+++ Data +++

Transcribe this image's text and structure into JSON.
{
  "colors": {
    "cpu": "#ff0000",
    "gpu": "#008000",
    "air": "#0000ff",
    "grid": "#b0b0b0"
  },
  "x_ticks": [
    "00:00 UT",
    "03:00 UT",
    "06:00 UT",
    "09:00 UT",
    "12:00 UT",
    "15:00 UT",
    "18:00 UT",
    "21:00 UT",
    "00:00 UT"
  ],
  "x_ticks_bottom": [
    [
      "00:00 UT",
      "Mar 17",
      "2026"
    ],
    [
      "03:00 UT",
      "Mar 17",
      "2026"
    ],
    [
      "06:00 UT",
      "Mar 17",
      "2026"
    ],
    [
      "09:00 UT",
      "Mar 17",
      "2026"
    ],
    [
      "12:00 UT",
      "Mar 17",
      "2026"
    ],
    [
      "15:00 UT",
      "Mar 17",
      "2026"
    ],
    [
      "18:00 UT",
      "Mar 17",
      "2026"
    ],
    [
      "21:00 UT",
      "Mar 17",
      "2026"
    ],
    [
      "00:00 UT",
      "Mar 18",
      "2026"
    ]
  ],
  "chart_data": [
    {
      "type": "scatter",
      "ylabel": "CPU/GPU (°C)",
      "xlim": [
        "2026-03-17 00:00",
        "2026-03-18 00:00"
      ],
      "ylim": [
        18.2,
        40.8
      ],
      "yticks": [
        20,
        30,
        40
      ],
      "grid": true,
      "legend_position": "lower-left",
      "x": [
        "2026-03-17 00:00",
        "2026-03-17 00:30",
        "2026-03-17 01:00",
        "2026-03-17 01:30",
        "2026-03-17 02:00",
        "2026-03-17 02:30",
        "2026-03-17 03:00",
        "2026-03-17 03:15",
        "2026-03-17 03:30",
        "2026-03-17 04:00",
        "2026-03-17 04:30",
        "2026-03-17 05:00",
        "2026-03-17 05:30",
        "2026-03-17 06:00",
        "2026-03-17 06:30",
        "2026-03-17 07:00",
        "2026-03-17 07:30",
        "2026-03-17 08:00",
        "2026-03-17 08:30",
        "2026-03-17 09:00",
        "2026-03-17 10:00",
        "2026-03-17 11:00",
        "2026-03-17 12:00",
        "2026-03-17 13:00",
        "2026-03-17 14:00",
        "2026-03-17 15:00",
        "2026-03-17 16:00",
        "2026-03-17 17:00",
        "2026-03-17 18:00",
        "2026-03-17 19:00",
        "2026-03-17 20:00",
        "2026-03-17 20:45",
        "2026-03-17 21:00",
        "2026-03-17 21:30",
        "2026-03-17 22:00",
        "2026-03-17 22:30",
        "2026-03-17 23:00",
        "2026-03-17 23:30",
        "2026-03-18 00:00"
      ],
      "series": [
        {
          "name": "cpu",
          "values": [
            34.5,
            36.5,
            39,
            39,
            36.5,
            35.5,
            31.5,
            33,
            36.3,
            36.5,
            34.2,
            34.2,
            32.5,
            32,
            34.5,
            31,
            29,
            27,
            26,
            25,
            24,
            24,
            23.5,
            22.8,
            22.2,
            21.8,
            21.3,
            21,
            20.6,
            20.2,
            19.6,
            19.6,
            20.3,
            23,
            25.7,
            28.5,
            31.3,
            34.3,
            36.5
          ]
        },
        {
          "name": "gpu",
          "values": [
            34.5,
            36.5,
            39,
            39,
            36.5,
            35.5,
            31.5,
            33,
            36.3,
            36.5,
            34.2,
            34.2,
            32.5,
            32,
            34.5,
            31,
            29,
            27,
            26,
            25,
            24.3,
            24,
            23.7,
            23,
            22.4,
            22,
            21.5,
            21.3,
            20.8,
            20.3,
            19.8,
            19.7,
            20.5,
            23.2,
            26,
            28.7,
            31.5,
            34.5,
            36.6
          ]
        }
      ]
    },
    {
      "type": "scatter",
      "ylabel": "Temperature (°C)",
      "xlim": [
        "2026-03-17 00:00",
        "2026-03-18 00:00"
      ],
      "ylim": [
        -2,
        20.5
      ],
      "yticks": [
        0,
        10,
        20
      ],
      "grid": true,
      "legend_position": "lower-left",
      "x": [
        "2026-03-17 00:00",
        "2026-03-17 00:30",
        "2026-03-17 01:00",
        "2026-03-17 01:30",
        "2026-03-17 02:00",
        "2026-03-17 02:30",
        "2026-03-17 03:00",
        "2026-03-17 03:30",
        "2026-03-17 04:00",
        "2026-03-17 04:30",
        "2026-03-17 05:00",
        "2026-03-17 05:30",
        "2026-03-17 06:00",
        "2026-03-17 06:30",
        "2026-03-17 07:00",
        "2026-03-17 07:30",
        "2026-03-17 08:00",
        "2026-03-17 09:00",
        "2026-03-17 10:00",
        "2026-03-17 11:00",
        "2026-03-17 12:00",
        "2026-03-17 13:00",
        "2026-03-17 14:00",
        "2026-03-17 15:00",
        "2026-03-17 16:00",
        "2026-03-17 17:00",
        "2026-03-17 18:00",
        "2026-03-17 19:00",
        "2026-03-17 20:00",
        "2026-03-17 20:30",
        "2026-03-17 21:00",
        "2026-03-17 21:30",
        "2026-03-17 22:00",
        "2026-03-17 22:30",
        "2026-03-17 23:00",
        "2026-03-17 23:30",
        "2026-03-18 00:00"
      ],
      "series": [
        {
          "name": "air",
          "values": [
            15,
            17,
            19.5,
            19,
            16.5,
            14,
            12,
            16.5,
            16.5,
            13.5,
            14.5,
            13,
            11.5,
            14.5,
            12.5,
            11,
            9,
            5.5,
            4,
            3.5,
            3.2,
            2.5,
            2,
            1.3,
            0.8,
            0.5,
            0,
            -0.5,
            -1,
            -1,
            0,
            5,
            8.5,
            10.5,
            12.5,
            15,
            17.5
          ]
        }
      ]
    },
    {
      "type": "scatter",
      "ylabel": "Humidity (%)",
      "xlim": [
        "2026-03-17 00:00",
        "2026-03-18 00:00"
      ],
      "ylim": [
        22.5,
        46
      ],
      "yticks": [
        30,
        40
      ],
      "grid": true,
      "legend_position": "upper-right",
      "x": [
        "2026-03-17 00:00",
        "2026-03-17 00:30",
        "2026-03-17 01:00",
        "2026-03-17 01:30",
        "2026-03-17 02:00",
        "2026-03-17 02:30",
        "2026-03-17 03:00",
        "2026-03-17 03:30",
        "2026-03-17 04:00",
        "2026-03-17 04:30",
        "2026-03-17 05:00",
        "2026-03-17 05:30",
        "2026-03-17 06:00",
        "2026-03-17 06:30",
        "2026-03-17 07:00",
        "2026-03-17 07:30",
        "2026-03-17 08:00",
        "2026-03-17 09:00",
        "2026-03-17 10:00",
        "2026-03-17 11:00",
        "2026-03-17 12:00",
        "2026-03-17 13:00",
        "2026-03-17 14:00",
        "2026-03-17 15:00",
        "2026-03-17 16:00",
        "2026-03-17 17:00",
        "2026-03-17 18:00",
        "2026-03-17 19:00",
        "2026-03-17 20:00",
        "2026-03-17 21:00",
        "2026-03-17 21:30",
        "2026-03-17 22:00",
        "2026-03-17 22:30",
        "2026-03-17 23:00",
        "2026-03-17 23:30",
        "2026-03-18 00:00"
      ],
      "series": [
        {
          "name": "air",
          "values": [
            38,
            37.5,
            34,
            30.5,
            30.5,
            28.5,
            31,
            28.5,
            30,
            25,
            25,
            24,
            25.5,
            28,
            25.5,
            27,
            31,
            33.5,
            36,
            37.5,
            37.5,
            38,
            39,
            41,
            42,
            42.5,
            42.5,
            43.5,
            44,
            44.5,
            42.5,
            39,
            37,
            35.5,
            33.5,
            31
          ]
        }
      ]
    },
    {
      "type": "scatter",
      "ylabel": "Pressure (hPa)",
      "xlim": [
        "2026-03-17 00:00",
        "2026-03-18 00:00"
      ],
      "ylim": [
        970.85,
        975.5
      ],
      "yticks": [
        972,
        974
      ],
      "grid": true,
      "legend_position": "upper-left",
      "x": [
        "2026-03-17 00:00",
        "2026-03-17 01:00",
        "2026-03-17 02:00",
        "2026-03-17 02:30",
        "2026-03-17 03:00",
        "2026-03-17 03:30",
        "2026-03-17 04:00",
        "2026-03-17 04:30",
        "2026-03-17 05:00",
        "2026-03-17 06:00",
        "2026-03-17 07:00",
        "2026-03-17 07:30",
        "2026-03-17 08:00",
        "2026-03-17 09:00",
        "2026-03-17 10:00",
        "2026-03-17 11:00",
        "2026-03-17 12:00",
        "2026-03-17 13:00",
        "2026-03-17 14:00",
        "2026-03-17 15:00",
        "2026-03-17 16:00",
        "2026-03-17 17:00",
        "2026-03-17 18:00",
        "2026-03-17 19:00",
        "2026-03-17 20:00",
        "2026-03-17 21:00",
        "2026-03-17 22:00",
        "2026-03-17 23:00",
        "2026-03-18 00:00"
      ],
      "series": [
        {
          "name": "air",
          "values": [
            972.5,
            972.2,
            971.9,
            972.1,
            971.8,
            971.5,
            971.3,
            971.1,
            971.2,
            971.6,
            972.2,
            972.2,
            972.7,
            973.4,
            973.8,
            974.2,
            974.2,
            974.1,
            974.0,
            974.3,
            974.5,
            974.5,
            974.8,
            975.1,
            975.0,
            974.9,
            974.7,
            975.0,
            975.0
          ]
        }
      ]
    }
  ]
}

+++

> **Written problem**
Report the number of lines in the listing where the string "ylabel" appears, and nothing besides.

> **Answer in full**
4